* TASK DESCRIPTION *
Please list all lines of the material below in which the string "个性鲜明的歌会" occurs.
○ ○ ○
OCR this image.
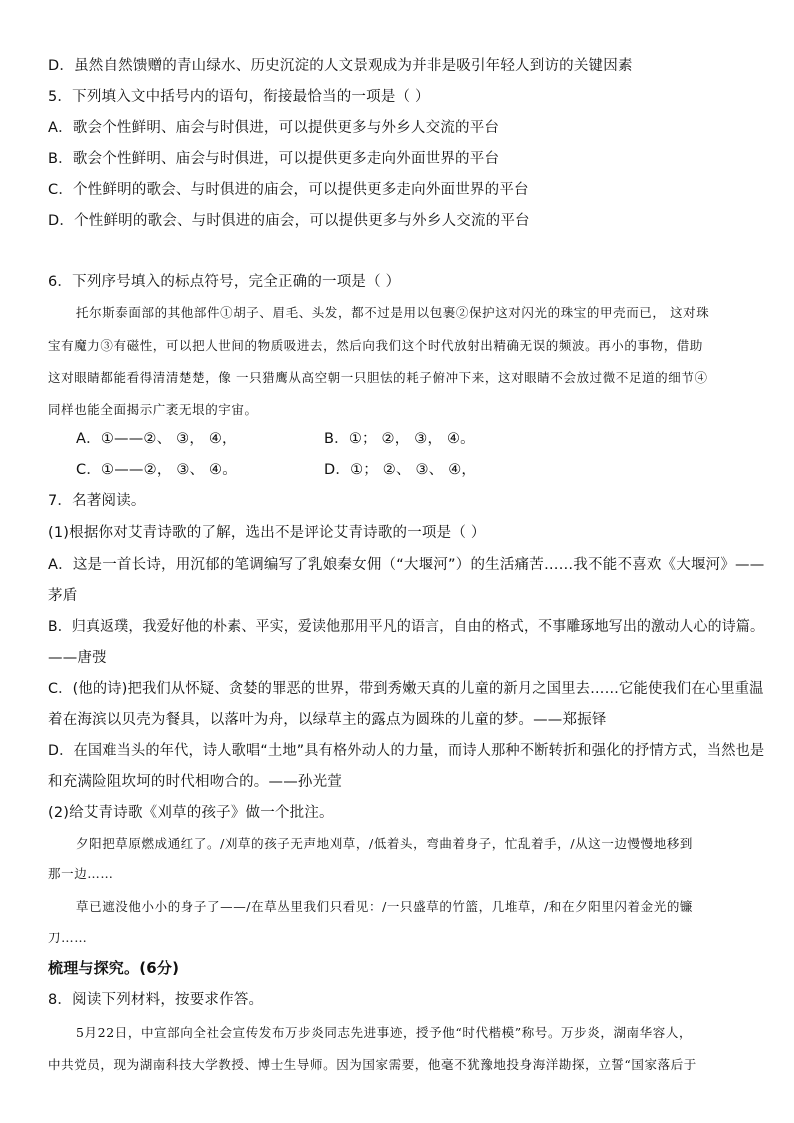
D．虽然自然馈赠的青山绿水、历史沉淀的人文景观成为并非是吸引年轻人到访的关键因素
5．下列填入文中括号内的语句，衔接最恰当的一项是（ ）
A．歌会个性鲜明、庙会与时俱进，可以提供更多与外乡人交流的平台
B．歌会个性鲜明、庙会与时俱进，可以提供更多走向外面世界的平台
C．个性鲜明的歌会、与时俱进的庙会，可以提供更多走向外面世界的平台
D．个性鲜明的歌会、与时俱进的庙会，可以提供更多与外乡人交流的平台
6．下列序号填入的标点符号，完全正确的一项是（ ）
托尔斯泰面部的其他部件①胡子、眉毛、头发，都不过是用以包裹②保护这对闪光的珠宝的甲壳而已， 这对珠
宝有魔力③有磁性，可以把人世间的物质吸进去，然后向我们这个时代放射出精确无误的频波。再小的事物，借助
这对眼睛都能看得清清楚楚，像 一只猎鹰从高空朝一只胆怯的耗子俯冲下来，这对眼睛不会放过微不足道的细节④
同样也能全面揭示广袤无垠的宇宙。
A．①——②、 ③， ④，	B．①； ②， ③， ④。
C．①——②， ③、 ④。	D．①； ②、 ③、 ④，
7．名著阅读。
(1)根据你对艾青诗歌的了解，选出不是评论艾青诗歌的一项是（ ）
A．这是一首长诗，用沉郁的笔调编写了乳娘秦女佣（“大堰河”）的生活痛苦……我不能不喜欢《大堰河》——
茅盾
B．归真返璞，我爱好他的朴素、平实，爱读他那用平凡的语言，自由的格式，不事雕琢地写出的激动人心的诗篇。
——唐弢
C．(他的诗)把我们从怀疑、贪婪的罪恶的世界，带到秀嫩天真的儿童的新月之国里去……它能使我们在心里重温
着在海滨以贝壳为餐具，以落叶为舟，以绿草主的露点为圆珠的儿童的梦。——郑振铎
D．在国难当头的年代，诗人歌唱“土地”具有格外动人的力量，而诗人那种不断转折和强化的抒情方式，当然也是
和充满险阻坎坷的时代相吻合的。——孙光萱
(2)给艾青诗歌《刈草的孩子》做一个批注。
夕阳把草原燃成通红了。/刈草的孩子无声地刈草，/低着头，弯曲着身子，忙乱着手，/从这一边慢慢地移到
那一边……
草已遮没他小小的身子了——/在草丛里我们只看见：/一只盛草的竹篮，几堆草，/和在夕阳里闪着金光的镰
刀……
梳理与探究。(6分)
8．阅读下列材料，按要求作答。
5月22日，中宣部向全社会宣传发布万步炎同志先进事迹，授予他“时代楷模”称号。万步炎，湖南华容人，
中共党员，现为湖南科技大学教授、博士生导师。因为国家需要，他毫不犹豫地投身海洋勘探，立誓“国家落后于
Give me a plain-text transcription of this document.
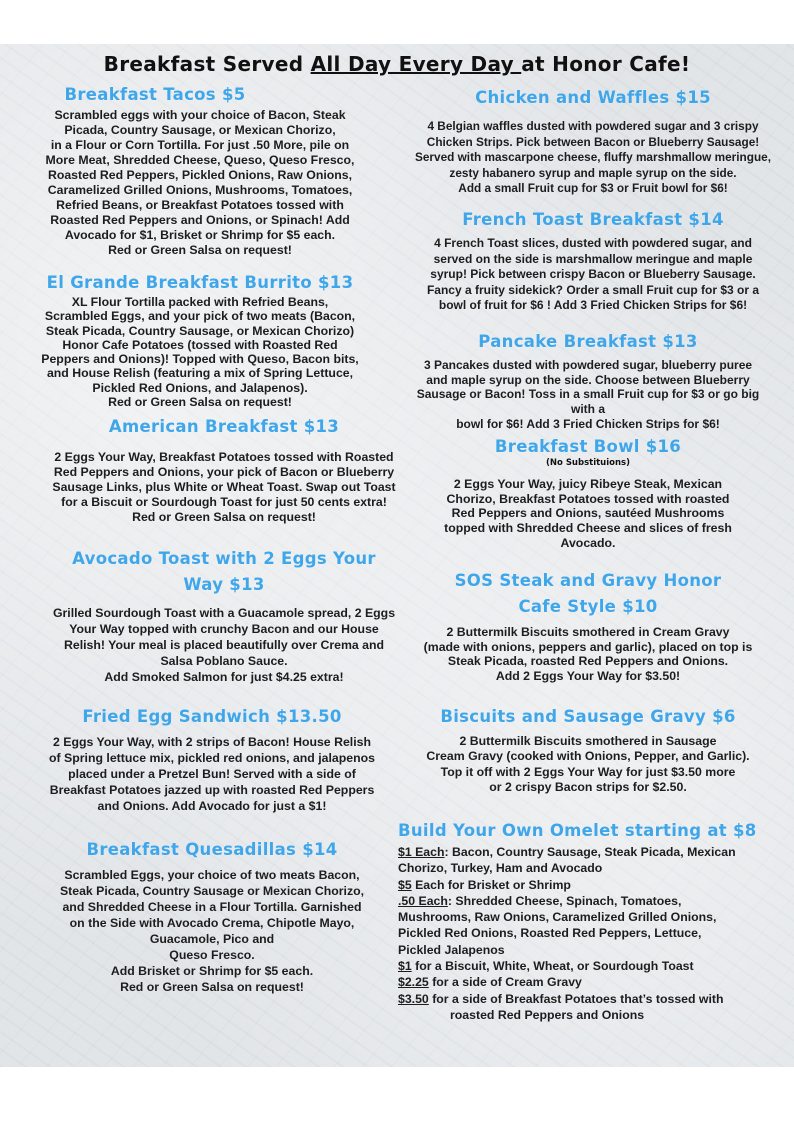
Breakfast Served All Day Every Day at Honor Cafe!
Breakfast Tacos $5
Scrambled eggs with your choice of Bacon, Steak
Picada, Country Sausage, or Mexican Chorizo,
in a Flour or Corn Tortilla. For just .50 More, pile on
More Meat, Shredded Cheese, Queso, Queso Fresco,
Roasted Red Peppers, Pickled Onions, Raw Onions,
Caramelized Grilled Onions, Mushrooms, Tomatoes,
Refried Beans, or Breakfast Potatoes tossed with
Roasted Red Peppers and Onions, or Spinach! Add
Avocado for $1, Brisket or Shrimp for $5 each.
Red or Green Salsa on request!
El Grande Breakfast Burrito $13
XL Flour Tortilla packed with Refried Beans,
Scrambled Eggs, and your pick of two meats (Bacon,
Steak Picada, Country Sausage, or Mexican Chorizo)
Honor Cafe Potatoes (tossed with Roasted Red
Peppers and Onions)! Topped with Queso, Bacon bits,
and House Relish (featuring a mix of Spring Lettuce,
Pickled Red Onions, and Jalapenos).
Red or Green Salsa on request!
American Breakfast $13
2 Eggs Your Way, Breakfast Potatoes tossed with Roasted
Red Peppers and Onions, your pick of Bacon or Blueberry
Sausage Links, plus White or Wheat Toast. Swap out Toast
for a Biscuit or Sourdough Toast for just 50 cents extra!
Red or Green Salsa on request!
Avocado Toast with 2 Eggs Your
Way $13
Grilled Sourdough Toast with a Guacamole spread, 2 Eggs
Your Way topped with crunchy Bacon and our House
Relish! Your meal is placed beautifully over Crema and
Salsa Poblano Sauce.
Add Smoked Salmon for just $4.25 extra!
Fried Egg Sandwich $13.50
2 Eggs Your Way, with 2 strips of Bacon! House Relish
of Spring lettuce mix, pickled red onions, and jalapenos
placed under a Pretzel Bun! Served with a side of
Breakfast Potatoes jazzed up with roasted Red Peppers
and Onions. Add Avocado for just a $1!
Breakfast Quesadillas $14
Scrambled Eggs, your choice of two meats Bacon,
Steak Picada, Country Sausage or Mexican Chorizo,
and Shredded Cheese in a Flour Tortilla. Garnished
on the Side with Avocado Crema, Chipotle Mayo,
Guacamole, Pico and
Queso Fresco.
Add Brisket or Shrimp for $5 each.
Red or Green Salsa on request!
Chicken and Waffles $15
4 Belgian waffles dusted with powdered sugar and 3 crispy
Chicken Strips. Pick between Bacon or Blueberry Sausage!
Served with mascarpone cheese, fluffy marshmallow meringue,
zesty habanero syrup and maple syrup on the side.
Add a small Fruit cup for $3 or Fruit bowl for $6!
French Toast Breakfast $14
4 French Toast slices, dusted with powdered sugar, and
served on the side is marshmallow meringue and maple
syrup! Pick between crispy Bacon or Blueberry Sausage.
Fancy a fruity sidekick? Order a small Fruit cup for $3 or a
bowl of fruit for $6 ! Add 3 Fried Chicken Strips for $6!
Pancake Breakfast $13
3 Pancakes dusted with powdered sugar, blueberry puree
and maple syrup on the side. Choose between Blueberry
Sausage or Bacon! Toss in a small Fruit cup for $3 or go big
with a
bowl for $6! Add 3 Fried Chicken Strips for $6!
Breakfast Bowl $16
(No Substituions)
2 Eggs Your Way, juicy Ribeye Steak, Mexican
Chorizo, Breakfast Potatoes tossed with roasted
Red Peppers and Onions, sautéed Mushrooms
topped with Shredded Cheese and slices of fresh
Avocado.
SOS Steak and Gravy Honor
Cafe Style $10
2 Buttermilk Biscuits smothered in Cream Gravy
(made with onions, peppers and garlic), placed on top is
Steak Picada, roasted Red Peppers and Onions.
Add 2 Eggs Your Way for $3.50!
Biscuits and Sausage Gravy $6
2 Buttermilk Biscuits smothered in Sausage
Cream Gravy (cooked with Onions, Pepper, and Garlic).
Top it off with 2 Eggs Your Way for just $3.50 more
or 2 crispy Bacon strips for $2.50.
Build Your Own Omelet starting at $8
$1 Each: Bacon, Country Sausage, Steak Picada, Mexican
Chorizo, Turkey, Ham and Avocado
$5 Each for Brisket or Shrimp
.50 Each: Shredded Cheese, Spinach, Tomatoes,
Mushrooms, Raw Onions, Caramelized Grilled Onions,
Pickled Red Onions, Roasted Red Peppers, Lettuce,
Pickled Jalapenos
$1 for a Biscuit, White, Wheat, or Sourdough Toast
$2.25 for a side of Cream Gravy
$3.50 for a side of Breakfast Potatoes that’s tossed with
roasted Red Peppers and Onions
○ ○ ○
* PROBLEM SOLUTION *
C．个性鲜明的歌会、与时俱进的庙会，可以提供更多走向外面世界的平台
D．个性鲜明的歌会、与时俱进的庙会，可以提供更多与外乡人交流的平台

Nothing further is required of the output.